[Start Available data]

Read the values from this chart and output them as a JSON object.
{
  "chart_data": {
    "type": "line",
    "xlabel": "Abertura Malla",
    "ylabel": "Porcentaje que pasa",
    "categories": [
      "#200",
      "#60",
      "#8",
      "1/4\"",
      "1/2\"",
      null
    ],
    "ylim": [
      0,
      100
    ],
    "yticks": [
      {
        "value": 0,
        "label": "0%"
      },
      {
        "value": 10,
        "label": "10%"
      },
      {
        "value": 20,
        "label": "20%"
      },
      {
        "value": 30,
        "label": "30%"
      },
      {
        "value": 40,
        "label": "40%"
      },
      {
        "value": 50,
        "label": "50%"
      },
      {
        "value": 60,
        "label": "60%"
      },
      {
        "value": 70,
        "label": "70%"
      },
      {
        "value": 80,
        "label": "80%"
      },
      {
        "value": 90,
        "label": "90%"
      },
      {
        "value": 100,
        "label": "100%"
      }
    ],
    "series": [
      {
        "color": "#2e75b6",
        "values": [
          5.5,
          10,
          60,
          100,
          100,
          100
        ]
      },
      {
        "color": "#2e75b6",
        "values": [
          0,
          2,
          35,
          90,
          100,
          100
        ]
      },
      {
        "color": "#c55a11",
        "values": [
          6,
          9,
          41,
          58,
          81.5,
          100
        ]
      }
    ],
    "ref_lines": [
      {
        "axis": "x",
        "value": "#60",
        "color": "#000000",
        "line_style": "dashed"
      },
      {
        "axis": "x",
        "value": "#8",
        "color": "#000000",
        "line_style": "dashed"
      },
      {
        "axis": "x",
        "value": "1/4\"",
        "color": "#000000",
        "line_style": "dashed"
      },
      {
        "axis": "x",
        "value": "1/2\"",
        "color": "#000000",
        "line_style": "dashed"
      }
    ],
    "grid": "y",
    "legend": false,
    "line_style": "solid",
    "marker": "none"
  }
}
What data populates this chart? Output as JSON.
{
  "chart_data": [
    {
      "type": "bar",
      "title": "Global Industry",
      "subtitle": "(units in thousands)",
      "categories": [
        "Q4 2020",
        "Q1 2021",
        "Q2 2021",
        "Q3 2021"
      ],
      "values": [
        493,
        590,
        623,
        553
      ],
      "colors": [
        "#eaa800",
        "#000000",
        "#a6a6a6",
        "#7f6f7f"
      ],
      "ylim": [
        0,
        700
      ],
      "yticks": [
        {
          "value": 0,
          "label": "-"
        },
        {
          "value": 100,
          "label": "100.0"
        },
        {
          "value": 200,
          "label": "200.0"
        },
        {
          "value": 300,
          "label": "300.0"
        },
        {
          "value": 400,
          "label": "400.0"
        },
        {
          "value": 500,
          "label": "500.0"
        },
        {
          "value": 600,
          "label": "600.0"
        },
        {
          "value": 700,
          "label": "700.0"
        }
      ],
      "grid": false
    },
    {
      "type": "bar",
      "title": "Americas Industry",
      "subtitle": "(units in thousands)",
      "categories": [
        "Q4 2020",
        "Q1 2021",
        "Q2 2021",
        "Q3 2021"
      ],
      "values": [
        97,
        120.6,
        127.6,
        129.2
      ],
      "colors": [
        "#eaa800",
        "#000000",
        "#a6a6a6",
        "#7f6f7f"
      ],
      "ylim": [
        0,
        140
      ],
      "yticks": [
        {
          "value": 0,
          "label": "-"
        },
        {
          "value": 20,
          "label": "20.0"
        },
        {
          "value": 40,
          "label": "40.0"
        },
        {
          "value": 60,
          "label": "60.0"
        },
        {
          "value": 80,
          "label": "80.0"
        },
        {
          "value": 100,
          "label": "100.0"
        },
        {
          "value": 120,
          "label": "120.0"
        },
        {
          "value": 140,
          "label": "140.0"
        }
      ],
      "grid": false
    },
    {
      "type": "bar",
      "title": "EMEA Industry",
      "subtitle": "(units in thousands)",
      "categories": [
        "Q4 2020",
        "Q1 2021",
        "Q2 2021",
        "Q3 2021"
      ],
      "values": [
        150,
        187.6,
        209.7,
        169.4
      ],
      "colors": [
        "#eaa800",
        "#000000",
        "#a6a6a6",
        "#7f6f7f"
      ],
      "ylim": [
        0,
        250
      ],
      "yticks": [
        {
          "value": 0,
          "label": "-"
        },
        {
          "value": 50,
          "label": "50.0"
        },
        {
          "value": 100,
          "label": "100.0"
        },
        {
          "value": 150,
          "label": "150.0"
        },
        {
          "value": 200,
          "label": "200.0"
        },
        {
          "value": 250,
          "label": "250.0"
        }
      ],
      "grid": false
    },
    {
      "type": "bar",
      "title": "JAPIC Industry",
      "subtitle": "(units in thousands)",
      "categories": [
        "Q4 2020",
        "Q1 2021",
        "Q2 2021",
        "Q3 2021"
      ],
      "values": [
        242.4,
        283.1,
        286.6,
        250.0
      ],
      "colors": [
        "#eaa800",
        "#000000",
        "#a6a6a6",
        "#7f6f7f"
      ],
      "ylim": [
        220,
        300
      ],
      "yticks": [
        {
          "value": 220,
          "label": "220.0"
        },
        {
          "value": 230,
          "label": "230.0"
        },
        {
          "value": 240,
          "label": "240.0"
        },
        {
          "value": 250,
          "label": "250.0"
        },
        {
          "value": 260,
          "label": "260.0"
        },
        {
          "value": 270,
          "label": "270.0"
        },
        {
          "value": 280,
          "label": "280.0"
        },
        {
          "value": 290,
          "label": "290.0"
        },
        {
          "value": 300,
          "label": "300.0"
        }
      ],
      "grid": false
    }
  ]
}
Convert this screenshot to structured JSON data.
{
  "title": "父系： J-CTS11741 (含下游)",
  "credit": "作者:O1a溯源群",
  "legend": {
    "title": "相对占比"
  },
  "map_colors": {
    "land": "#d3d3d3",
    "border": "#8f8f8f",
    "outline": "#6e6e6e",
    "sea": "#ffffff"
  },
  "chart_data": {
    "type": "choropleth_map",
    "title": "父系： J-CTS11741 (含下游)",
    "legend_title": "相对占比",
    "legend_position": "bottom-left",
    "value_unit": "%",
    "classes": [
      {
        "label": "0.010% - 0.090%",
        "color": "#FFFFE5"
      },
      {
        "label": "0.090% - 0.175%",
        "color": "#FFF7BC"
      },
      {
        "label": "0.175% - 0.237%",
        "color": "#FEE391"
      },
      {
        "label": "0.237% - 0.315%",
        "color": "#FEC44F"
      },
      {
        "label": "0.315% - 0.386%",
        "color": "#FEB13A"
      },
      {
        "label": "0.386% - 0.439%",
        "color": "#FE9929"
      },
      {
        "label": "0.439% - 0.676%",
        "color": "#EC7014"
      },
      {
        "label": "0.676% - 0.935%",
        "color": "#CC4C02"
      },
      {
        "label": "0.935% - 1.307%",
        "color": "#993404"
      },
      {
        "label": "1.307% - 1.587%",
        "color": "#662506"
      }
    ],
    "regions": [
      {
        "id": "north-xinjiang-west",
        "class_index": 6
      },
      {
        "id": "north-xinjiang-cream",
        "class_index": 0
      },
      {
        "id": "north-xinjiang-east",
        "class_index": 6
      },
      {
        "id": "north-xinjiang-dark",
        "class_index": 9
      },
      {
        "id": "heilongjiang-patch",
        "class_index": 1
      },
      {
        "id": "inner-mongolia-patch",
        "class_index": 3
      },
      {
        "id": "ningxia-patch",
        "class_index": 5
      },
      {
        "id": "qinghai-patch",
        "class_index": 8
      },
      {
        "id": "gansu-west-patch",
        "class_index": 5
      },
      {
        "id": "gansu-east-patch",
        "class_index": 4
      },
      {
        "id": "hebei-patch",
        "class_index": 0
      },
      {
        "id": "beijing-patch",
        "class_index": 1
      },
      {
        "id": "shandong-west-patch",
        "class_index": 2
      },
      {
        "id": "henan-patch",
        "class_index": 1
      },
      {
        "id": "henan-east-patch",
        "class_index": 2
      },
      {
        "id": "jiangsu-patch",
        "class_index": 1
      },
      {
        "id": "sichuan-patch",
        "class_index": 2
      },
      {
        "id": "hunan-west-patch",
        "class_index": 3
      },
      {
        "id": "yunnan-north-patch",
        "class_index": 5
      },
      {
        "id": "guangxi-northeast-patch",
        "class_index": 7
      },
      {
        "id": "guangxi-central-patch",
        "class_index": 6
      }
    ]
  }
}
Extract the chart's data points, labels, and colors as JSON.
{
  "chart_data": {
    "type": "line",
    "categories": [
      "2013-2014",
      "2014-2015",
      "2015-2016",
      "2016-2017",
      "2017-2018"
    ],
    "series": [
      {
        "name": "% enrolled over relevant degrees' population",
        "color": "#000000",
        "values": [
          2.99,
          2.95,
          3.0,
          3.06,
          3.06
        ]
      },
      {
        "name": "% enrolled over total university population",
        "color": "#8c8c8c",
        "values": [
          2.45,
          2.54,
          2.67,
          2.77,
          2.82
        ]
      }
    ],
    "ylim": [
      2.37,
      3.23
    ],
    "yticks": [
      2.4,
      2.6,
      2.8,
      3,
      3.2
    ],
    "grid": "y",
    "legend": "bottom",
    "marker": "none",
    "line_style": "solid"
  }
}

[End Available data]

[Problem requirements]
Within the entries above, how many lines contain "name"? Respond with the number only.

[Correct result]
2